--- begin INFORMATION SUPPLIED ---

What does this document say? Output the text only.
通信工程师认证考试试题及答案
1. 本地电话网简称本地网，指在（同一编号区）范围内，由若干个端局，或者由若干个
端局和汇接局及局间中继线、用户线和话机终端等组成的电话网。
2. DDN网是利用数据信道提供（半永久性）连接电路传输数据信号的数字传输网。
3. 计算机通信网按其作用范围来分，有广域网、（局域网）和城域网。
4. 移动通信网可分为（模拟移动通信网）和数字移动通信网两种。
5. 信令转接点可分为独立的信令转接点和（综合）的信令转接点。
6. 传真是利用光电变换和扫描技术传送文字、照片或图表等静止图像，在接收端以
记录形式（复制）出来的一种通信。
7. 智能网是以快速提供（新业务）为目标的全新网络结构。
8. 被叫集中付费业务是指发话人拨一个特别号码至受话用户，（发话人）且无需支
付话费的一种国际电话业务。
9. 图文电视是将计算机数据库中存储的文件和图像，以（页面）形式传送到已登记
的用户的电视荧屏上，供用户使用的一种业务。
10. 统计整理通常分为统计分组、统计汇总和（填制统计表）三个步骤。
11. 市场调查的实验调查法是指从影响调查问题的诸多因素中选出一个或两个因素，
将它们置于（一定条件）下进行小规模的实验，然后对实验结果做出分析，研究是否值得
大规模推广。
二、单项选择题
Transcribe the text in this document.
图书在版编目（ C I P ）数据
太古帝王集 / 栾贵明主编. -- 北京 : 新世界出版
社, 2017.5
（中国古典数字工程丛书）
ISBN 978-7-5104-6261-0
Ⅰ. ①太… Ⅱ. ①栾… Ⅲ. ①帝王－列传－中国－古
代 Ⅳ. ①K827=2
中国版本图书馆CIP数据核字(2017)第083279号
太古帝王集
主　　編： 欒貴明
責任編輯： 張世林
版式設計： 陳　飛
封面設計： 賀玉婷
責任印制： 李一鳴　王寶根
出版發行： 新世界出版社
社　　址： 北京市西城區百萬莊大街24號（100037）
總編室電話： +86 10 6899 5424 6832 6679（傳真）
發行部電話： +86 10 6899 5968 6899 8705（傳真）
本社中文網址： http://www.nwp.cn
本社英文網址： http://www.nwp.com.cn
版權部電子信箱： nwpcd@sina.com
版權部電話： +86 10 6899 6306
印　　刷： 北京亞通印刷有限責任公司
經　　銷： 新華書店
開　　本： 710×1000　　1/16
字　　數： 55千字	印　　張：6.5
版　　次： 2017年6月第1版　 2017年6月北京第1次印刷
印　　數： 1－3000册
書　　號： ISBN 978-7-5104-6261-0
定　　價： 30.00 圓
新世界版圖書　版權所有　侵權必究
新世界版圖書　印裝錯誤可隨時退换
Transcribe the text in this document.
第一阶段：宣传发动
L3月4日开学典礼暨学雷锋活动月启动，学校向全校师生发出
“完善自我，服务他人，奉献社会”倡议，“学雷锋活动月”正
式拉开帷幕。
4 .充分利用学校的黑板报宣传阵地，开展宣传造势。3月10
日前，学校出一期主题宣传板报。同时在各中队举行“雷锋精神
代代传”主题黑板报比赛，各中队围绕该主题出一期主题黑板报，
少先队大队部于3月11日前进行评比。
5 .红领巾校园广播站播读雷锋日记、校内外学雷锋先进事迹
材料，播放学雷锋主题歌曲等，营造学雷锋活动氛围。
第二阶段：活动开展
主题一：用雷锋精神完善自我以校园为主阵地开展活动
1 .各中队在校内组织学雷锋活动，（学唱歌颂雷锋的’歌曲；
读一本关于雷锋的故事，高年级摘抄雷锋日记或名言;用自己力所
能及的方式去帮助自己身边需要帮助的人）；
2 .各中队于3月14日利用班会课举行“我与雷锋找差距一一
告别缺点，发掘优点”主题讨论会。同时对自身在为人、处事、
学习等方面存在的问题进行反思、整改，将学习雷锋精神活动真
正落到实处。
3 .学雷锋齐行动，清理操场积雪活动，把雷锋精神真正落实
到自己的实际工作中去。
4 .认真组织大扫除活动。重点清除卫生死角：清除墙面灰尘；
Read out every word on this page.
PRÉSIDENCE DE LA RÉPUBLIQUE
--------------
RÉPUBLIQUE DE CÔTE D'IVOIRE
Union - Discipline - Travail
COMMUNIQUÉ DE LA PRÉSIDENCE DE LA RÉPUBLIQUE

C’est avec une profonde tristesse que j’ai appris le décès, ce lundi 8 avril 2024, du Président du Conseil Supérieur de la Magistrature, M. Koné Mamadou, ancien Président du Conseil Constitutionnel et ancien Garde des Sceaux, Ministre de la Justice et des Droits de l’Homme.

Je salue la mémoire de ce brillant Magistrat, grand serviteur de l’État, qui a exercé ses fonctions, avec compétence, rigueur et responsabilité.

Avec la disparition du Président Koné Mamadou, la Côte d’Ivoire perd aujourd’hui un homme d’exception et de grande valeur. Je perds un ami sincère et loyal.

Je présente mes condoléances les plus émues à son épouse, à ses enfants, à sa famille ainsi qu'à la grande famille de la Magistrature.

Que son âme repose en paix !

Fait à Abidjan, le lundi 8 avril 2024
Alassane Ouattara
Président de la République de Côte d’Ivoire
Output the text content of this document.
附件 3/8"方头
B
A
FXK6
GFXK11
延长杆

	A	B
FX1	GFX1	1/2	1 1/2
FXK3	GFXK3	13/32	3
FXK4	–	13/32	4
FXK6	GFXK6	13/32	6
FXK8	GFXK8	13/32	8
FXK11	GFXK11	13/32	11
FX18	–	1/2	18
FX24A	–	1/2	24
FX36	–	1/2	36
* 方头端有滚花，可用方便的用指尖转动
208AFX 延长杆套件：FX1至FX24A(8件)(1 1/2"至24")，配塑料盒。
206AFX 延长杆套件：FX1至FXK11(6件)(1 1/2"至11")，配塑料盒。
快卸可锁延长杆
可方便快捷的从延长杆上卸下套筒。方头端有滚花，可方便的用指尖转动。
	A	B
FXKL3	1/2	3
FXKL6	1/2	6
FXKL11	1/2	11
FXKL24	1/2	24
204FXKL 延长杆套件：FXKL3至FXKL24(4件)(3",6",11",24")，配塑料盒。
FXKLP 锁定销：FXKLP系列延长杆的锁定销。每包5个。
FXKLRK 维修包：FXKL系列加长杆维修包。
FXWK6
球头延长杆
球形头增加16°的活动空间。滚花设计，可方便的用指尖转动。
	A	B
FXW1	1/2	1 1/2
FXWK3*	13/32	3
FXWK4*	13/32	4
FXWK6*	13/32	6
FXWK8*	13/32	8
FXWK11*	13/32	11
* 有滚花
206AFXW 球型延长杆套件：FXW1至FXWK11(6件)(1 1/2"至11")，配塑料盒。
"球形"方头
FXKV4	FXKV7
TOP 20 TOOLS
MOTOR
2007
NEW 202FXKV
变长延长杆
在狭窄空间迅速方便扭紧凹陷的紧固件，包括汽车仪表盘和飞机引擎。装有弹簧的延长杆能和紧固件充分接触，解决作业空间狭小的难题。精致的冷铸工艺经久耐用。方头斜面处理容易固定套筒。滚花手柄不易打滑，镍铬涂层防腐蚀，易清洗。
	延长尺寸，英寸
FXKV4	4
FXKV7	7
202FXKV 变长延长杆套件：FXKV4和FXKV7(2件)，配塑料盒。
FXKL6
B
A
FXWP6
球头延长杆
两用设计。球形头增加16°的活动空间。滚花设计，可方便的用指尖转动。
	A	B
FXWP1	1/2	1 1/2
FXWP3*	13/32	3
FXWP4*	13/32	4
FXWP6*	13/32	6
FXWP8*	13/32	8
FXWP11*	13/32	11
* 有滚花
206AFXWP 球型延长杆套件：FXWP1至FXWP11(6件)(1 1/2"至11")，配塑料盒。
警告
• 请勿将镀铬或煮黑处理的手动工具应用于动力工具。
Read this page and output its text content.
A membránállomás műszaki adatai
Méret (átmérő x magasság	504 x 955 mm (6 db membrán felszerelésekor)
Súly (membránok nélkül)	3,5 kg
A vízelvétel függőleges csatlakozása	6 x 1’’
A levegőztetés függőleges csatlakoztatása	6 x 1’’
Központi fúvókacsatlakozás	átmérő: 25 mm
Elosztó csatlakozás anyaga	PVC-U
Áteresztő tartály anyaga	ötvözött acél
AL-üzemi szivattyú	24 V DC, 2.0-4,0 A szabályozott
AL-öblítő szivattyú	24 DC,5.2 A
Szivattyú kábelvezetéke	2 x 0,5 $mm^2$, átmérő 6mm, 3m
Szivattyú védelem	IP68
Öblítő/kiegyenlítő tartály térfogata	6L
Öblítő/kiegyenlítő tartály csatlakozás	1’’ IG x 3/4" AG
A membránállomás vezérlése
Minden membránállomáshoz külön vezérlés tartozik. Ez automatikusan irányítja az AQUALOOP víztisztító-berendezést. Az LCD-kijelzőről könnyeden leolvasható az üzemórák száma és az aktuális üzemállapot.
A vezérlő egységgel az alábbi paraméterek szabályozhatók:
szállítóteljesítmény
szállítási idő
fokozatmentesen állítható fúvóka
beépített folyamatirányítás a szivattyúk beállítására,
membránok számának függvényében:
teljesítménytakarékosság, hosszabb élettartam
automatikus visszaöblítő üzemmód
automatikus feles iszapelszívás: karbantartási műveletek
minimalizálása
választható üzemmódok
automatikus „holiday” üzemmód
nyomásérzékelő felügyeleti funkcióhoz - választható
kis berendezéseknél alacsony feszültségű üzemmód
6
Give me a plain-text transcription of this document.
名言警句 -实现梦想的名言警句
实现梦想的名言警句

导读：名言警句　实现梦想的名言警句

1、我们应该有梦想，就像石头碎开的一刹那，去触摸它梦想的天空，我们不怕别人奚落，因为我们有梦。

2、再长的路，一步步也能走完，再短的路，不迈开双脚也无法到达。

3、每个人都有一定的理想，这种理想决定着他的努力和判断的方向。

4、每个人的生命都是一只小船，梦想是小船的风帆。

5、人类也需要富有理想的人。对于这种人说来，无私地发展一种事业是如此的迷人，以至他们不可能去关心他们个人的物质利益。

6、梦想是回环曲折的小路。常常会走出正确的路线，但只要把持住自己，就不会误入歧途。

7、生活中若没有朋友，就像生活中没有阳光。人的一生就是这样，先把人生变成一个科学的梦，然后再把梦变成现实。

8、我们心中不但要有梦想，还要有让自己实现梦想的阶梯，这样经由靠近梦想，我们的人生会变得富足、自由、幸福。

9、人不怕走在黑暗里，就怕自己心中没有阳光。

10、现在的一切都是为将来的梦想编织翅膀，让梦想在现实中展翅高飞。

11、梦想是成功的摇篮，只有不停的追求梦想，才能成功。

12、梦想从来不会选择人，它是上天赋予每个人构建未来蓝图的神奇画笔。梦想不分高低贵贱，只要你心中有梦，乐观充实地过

--- end INFORMATION SUPPLIED ---

EXERCISE DESCRIPTION —
In the listing, how many lines hold "方头端有滚花"? Answer with a bare number.

TASK RESPONSE —
2